-- Start Exercise materials --

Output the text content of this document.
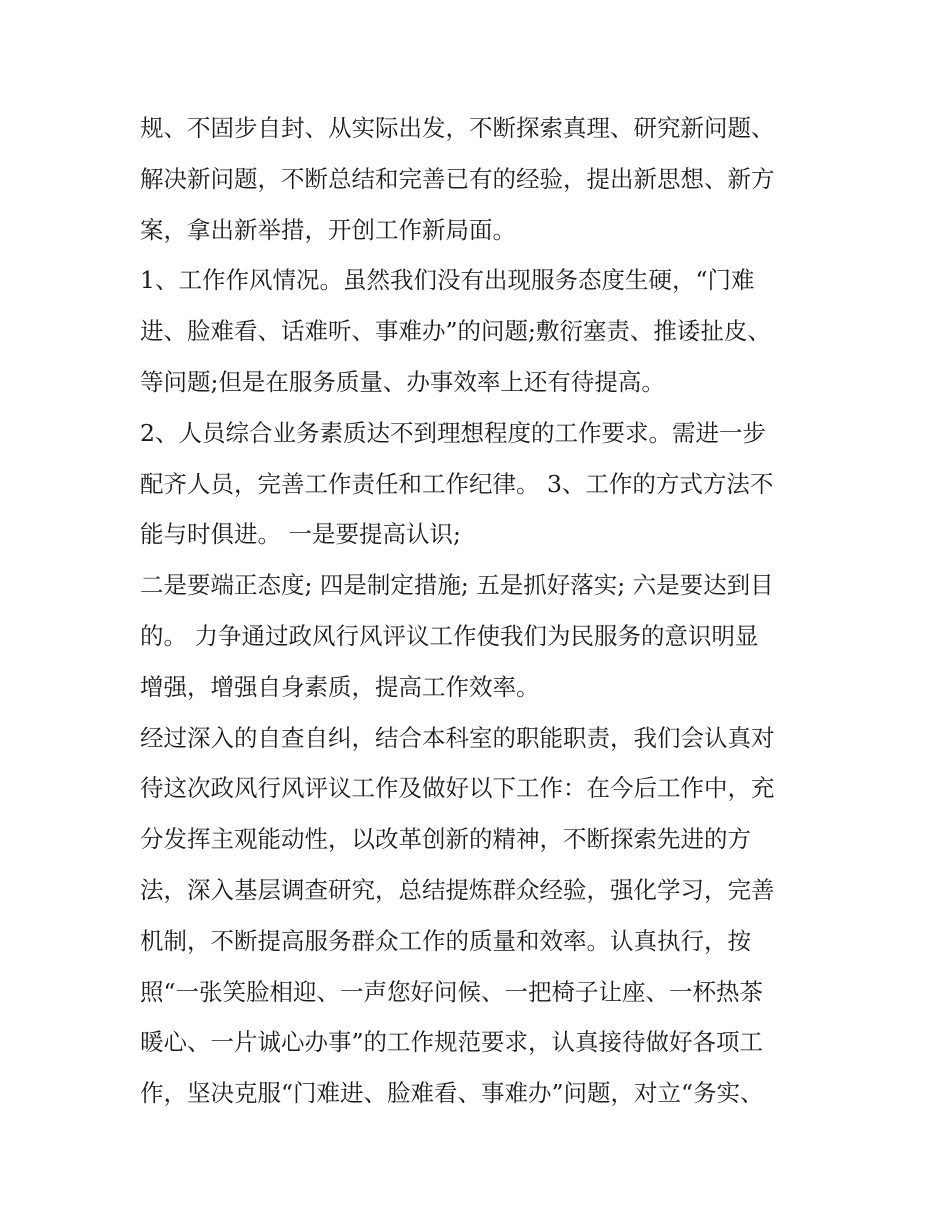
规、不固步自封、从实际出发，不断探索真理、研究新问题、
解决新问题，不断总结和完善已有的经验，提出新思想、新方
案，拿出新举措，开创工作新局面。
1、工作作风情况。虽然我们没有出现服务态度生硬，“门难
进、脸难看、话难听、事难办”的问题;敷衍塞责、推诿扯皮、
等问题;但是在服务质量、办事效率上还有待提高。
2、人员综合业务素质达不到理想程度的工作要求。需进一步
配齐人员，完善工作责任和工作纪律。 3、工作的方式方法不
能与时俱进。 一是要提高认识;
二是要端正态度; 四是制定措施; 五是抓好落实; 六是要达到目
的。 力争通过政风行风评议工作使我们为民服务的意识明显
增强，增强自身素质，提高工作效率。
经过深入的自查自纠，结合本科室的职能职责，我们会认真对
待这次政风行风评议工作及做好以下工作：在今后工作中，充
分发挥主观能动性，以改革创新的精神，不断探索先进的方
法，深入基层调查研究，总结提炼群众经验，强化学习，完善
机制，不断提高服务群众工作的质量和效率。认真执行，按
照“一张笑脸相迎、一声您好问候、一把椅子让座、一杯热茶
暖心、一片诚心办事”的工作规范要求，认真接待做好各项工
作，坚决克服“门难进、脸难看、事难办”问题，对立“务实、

-- End Exercise materials --
-- Start Exercise materials --

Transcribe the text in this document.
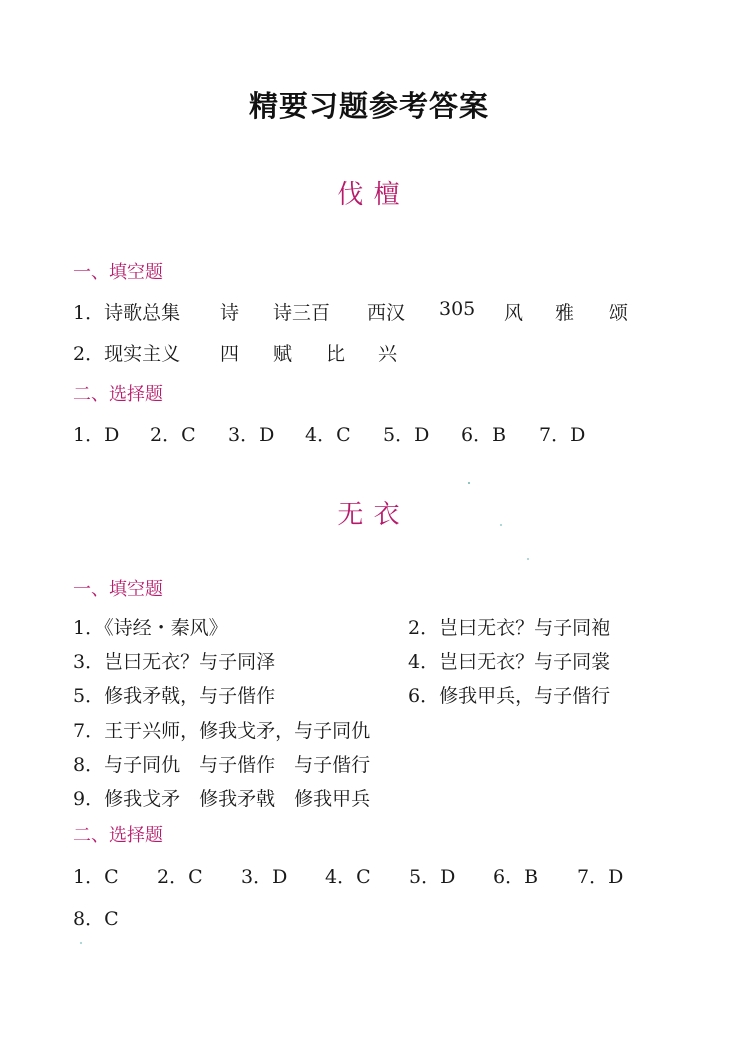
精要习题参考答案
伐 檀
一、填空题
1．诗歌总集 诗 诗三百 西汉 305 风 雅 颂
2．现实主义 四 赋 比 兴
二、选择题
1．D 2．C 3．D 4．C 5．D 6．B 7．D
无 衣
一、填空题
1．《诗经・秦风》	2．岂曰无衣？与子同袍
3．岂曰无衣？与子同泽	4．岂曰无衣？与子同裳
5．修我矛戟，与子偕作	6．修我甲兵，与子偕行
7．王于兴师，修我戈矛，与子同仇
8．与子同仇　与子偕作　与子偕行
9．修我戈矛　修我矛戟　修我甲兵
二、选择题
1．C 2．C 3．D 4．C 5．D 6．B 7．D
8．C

-- End Exercise materials --

### Direction:
The lines to collect are those holding the string "document"; copy them all.

### Answer below:
Output the text content of this document.
Transcribe the text in this document.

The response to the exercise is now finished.